_Material for this task:_
□ □ □ □ □
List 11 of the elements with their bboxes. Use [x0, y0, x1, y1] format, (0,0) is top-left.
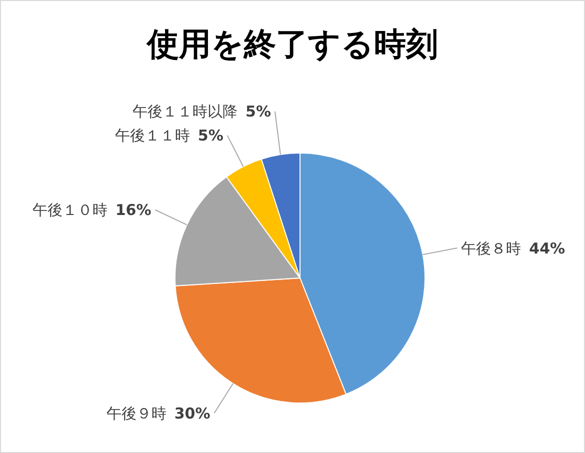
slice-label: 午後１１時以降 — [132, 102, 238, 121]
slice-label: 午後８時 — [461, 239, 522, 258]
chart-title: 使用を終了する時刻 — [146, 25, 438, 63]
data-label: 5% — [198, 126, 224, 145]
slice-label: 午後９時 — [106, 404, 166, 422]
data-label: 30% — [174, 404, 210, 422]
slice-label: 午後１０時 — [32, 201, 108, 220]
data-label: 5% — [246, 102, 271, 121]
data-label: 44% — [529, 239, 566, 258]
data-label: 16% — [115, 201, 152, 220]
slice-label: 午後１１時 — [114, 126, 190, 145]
□ □ □ □ □
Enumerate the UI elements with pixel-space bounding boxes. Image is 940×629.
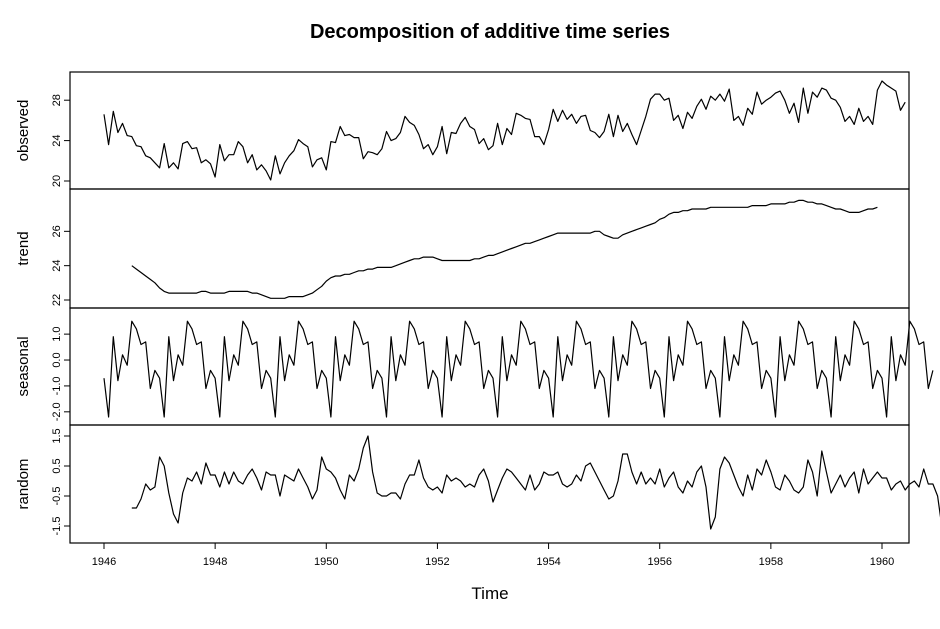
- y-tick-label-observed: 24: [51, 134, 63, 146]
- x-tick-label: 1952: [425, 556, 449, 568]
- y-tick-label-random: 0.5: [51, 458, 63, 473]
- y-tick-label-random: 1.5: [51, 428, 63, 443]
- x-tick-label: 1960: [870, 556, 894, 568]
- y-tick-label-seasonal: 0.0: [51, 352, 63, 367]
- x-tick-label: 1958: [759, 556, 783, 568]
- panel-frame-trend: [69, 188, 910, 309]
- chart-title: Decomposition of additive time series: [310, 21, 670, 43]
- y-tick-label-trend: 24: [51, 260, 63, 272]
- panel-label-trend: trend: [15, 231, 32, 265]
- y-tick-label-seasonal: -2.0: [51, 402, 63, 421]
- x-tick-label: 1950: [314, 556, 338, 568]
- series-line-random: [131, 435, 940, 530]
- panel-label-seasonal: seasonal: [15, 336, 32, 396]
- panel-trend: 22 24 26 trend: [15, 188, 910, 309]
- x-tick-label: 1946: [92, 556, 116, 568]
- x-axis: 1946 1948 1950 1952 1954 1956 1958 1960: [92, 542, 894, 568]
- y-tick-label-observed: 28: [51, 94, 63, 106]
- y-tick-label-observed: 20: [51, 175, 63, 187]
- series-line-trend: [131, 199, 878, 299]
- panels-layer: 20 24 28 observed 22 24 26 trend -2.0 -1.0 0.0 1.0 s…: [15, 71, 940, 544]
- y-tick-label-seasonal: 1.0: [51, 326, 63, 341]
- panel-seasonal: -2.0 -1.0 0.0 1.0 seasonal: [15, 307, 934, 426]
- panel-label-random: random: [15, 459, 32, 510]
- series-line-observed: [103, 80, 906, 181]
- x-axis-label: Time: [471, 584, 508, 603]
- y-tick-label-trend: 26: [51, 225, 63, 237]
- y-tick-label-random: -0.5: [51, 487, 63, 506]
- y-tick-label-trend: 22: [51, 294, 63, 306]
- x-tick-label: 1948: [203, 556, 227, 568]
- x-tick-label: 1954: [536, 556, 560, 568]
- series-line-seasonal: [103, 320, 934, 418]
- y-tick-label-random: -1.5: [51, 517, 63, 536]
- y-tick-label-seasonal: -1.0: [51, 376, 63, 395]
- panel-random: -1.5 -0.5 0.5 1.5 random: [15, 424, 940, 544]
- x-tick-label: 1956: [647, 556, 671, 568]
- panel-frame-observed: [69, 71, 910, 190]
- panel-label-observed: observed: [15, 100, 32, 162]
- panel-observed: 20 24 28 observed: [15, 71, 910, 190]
□ □ □ □ □
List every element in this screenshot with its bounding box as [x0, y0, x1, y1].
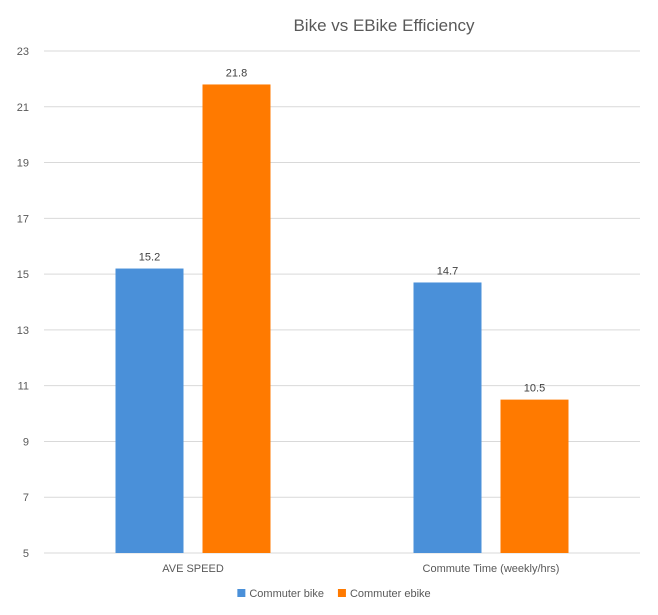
□ □ □ □ □
_Short exercise:_ Copy the lines above verbatim, starting at the line that contains "Enumerate the UI" and ending at the line that contains "- chart-title: Decomposition", and leave the pictures out of your copy.

_Answer to this task:_
Enumerate the UI elements with pixel-space bounding boxes. Image is 940×629.
- y-tick-label-observed: 24: [51, 134, 63, 146]
- x-tick-label: 1952: [425, 556, 449, 568]
- y-tick-label-random: 0.5: [51, 458, 63, 473]
- y-tick-label-random: 1.5: [51, 428, 63, 443]
- x-tick-label: 1960: [870, 556, 894, 568]
- y-tick-label-seasonal: 0.0: [51, 352, 63, 367]
- x-tick-label: 1958: [759, 556, 783, 568]
- panel-frame-trend: [69, 188, 910, 309]
- chart-title: Decomposition of additive time series: [310, 21, 670, 43]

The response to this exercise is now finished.